- _THE REQUEST_: Can you reproduce the data beneath, keeping every line exact?

========================

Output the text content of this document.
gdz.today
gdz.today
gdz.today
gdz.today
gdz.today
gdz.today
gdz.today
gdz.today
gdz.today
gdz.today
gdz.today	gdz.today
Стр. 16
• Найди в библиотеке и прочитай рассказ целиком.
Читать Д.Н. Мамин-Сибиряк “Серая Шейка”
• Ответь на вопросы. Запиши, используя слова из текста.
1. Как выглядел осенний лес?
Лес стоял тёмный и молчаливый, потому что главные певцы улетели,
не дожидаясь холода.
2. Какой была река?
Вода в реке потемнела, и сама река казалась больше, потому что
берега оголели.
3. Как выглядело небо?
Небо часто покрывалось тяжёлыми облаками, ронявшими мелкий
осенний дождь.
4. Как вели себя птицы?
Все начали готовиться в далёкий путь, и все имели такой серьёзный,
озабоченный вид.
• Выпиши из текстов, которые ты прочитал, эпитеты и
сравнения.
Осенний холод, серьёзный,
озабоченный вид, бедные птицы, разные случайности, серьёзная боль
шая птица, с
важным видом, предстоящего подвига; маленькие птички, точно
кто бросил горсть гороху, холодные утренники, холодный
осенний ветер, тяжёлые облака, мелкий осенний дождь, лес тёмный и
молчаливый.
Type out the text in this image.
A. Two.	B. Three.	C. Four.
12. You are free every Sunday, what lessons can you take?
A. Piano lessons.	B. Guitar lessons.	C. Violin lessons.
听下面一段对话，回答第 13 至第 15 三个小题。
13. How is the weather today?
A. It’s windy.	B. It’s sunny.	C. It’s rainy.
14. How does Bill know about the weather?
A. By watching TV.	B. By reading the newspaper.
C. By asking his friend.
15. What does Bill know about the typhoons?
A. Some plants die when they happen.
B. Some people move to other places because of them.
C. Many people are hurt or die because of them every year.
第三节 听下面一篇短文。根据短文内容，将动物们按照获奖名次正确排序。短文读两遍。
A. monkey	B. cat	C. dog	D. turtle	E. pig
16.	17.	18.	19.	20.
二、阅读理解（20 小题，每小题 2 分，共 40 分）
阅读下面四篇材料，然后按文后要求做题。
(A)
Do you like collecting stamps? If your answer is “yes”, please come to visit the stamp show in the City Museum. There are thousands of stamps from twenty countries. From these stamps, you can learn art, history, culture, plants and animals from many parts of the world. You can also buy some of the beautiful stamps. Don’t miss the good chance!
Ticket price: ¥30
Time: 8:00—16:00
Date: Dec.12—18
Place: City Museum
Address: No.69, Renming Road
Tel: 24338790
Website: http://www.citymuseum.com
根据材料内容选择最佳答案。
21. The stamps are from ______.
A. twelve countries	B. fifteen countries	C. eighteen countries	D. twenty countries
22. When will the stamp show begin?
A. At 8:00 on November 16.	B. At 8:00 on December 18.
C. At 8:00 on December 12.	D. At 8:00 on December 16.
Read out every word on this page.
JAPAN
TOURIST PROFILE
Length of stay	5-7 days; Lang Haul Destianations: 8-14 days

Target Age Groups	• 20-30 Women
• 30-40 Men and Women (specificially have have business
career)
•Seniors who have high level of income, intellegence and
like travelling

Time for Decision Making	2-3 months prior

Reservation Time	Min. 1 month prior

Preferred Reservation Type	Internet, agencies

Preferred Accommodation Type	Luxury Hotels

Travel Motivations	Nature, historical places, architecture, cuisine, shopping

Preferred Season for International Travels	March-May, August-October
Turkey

========================

- _FULL SOLUTION_:
Output the text content of this document.
gdz.today
gdz.today
gdz.today
gdz.today
gdz.today
gdz.today
gdz.today
gdz.today
gdz.today
gdz.today
gdz.today	gdz.today
Стр. 16
• Найди в библиотеке и прочитай рассказ целиком.
Читать Д.Н. Мамин-Сибиряк “Серая Шейка”
• Ответь на вопросы. Запиши, используя слова из текста.
1. Как выглядел осенний лес?
Лес стоял тёмный и молчаливый, потому что главные певцы улетели,
не дожидаясь холода.
2. Какой была река?
Вода в реке потемнела, и сама река казалась больше, потому что
берега оголели.
3. Как выглядело небо?
Небо часто покрывалось тяжёлыми облаками, ронявшими мелкий
осенний дождь.
4. Как вели себя птицы?
Все начали готовиться в далёкий путь, и все имели такой серьёзный,
озабоченный вид.
• Выпиши из текстов, которые ты прочитал, эпитеты и
сравнения.
Осенний холод, серьёзный,
озабоченный вид, бедные птицы, разные случайности, серьёзная боль
шая птица, с
важным видом, предстоящего подвига; маленькие птички, точно
кто бросил горсть гороху, холодные утренники, холодный
осенний ветер, тяжёлые облака, мелкий осенний дождь, лес тёмный и
молчаливый.
Type out the text in this image.
A. Two.	B. Three.	C. Four.
12. You are free every Sunday, what lessons can you take?
A. Piano lessons.	B. Guitar lessons.	C. Violin lessons.
听下面一段对话，回答第 13 至第 15 三个小题。
13. How is the weather today?
A. It’s windy.	B. It’s sunny.	C. It’s rainy.
14. How does Bill know about the weather?
A. By watching TV.	B. By reading the newspaper.
C. By asking his friend.
15. What does Bill know about the typhoons?
A. Some plants die when they happen.
B. Some people move to other places because of them.
C. Many people are hurt or die because of them every year.
第三节 听下面一篇短文。根据短文内容，将动物们按照获奖名次正确排序。短文读两遍。
A. monkey	B. cat	C. dog	D. turtle	E. pig
16.	17.	18.	19.	20.
二、阅读理解（20 小题，每小题 2 分，共 40 分）
阅读下面四篇材料，然后按文后要求做题。
(A)
Do you like collecting stamps? If your answer is “yes”, please come to visit the stamp show in the City Museum. There are thousands of stamps from twenty countries. From these stamps, you can learn art, history, culture, plants and animals from many parts of the world. You can also buy some of the beautiful stamps. Don’t miss the good chance!
Ticket price: ¥30
Time: 8:00—16:00
Date: Dec.12—18
Place: City Museum
Address: No.69, Renming Road
Tel: 24338790
Website: http://www.citymuseum.com
根据材料内容选择最佳答案。
21. The stamps are from ______.
A. twelve countries	B. fifteen countries	C. eighteen countries	D. twenty countries
22. When will the stamp show begin?
A. At 8:00 on November 16.	B. At 8:00 on December 18.
C. At 8:00 on December 12.	D. At 8:00 on December 16.
Read out every word on this page.
JAPAN
TOURIST PROFILE
Length of stay	5-7 days; Lang Haul Destianations: 8-14 days

Target Age Groups	• 20-30 Women
• 30-40 Men and Women (specificially have have business
career)
•Seniors who have high level of income, intellegence and
like travelling

Time for Decision Making	2-3 months prior

Reservation Time	Min. 1 month prior

Preferred Reservation Type	Internet, agencies

Preferred Accommodation Type	Luxury Hotels

Travel Motivations	Nature, historical places, architecture, cuisine, shopping

Preferred Season for International Travels	March-May, August-October
Turkey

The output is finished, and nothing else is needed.